── RECORDED DATA

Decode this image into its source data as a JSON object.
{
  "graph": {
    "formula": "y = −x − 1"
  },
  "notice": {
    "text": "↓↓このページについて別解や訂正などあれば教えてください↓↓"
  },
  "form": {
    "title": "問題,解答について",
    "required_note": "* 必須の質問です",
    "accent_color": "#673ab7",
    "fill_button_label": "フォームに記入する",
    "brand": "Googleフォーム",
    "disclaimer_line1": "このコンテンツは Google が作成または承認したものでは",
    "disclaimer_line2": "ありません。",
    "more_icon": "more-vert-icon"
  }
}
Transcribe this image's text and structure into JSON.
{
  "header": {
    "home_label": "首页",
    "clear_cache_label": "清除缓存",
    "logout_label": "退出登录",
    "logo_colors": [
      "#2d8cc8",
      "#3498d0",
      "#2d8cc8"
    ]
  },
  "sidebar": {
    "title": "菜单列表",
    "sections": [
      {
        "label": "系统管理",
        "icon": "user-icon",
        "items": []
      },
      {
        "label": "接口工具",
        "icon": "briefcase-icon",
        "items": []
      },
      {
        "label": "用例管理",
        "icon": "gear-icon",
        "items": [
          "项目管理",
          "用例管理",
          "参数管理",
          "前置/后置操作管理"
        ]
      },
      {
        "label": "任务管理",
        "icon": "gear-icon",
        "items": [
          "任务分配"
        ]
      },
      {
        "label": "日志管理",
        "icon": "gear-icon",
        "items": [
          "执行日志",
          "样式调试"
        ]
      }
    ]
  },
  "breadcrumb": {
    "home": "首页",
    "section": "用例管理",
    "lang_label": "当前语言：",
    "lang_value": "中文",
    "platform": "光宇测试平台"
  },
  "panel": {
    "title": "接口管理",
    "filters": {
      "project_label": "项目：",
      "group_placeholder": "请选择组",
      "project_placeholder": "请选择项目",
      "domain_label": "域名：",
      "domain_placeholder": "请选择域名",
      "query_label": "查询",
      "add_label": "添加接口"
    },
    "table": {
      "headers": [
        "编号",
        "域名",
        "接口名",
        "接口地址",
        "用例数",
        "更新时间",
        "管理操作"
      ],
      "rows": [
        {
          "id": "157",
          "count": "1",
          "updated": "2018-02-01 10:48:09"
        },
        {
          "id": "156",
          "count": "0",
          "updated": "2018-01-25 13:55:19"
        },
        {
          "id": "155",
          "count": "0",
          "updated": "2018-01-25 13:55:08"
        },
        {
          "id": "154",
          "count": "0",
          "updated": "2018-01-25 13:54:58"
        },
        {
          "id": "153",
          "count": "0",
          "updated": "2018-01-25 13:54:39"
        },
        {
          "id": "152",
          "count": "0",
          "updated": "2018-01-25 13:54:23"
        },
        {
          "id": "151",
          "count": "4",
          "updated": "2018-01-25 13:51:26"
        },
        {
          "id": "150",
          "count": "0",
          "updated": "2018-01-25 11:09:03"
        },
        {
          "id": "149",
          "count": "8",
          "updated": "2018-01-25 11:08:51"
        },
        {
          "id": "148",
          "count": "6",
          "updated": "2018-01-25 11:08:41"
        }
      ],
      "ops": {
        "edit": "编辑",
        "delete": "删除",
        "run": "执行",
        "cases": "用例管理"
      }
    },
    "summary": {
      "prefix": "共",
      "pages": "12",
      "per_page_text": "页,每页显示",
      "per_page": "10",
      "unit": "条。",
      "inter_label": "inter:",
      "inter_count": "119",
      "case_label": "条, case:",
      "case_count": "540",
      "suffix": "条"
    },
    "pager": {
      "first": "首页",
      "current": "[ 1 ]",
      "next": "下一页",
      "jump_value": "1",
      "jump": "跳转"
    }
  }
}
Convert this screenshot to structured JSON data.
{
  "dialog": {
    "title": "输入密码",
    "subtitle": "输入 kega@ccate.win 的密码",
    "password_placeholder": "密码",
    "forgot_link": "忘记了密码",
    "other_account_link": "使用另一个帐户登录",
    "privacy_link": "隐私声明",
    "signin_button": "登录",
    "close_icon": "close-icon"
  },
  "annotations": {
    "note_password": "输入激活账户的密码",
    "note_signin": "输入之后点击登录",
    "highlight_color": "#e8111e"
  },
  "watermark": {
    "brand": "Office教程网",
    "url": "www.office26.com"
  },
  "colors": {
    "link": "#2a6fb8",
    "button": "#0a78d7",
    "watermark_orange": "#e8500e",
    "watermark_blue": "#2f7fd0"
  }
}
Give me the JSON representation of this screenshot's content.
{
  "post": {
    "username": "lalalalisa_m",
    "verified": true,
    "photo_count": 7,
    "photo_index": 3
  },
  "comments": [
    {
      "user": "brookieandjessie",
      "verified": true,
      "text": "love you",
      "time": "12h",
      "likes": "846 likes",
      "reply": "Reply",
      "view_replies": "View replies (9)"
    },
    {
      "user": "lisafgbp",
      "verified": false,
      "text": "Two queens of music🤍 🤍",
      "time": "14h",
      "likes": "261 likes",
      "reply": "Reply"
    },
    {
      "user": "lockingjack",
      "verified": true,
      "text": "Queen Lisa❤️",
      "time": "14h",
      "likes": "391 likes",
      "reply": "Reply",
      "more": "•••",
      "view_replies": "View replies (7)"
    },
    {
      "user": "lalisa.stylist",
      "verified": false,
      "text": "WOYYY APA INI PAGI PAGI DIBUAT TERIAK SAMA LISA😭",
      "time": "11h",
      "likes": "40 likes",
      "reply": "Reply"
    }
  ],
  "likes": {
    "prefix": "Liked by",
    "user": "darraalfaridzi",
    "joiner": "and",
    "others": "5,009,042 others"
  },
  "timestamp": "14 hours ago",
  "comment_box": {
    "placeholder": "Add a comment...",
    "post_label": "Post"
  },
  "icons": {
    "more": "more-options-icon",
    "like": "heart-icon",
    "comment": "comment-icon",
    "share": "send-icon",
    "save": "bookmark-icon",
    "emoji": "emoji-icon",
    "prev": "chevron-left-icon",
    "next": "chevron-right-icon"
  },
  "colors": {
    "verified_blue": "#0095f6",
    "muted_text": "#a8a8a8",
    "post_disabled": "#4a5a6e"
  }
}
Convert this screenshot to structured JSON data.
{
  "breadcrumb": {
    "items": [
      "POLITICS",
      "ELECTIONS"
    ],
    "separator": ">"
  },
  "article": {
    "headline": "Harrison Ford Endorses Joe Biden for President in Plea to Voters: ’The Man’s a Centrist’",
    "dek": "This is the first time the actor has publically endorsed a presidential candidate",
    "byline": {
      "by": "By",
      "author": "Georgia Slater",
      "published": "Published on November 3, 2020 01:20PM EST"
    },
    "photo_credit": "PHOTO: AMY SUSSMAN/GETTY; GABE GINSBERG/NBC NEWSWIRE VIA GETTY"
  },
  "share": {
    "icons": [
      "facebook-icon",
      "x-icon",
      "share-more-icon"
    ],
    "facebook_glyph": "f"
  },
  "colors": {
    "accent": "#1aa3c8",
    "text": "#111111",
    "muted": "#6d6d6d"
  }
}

────

**STATED EXERCISE**.
Look for the word "share" and return every line where it occurs.

**WRITTEN ANSWER**.
    "share": "send-icon",
  "share": {
      "share-more-icon"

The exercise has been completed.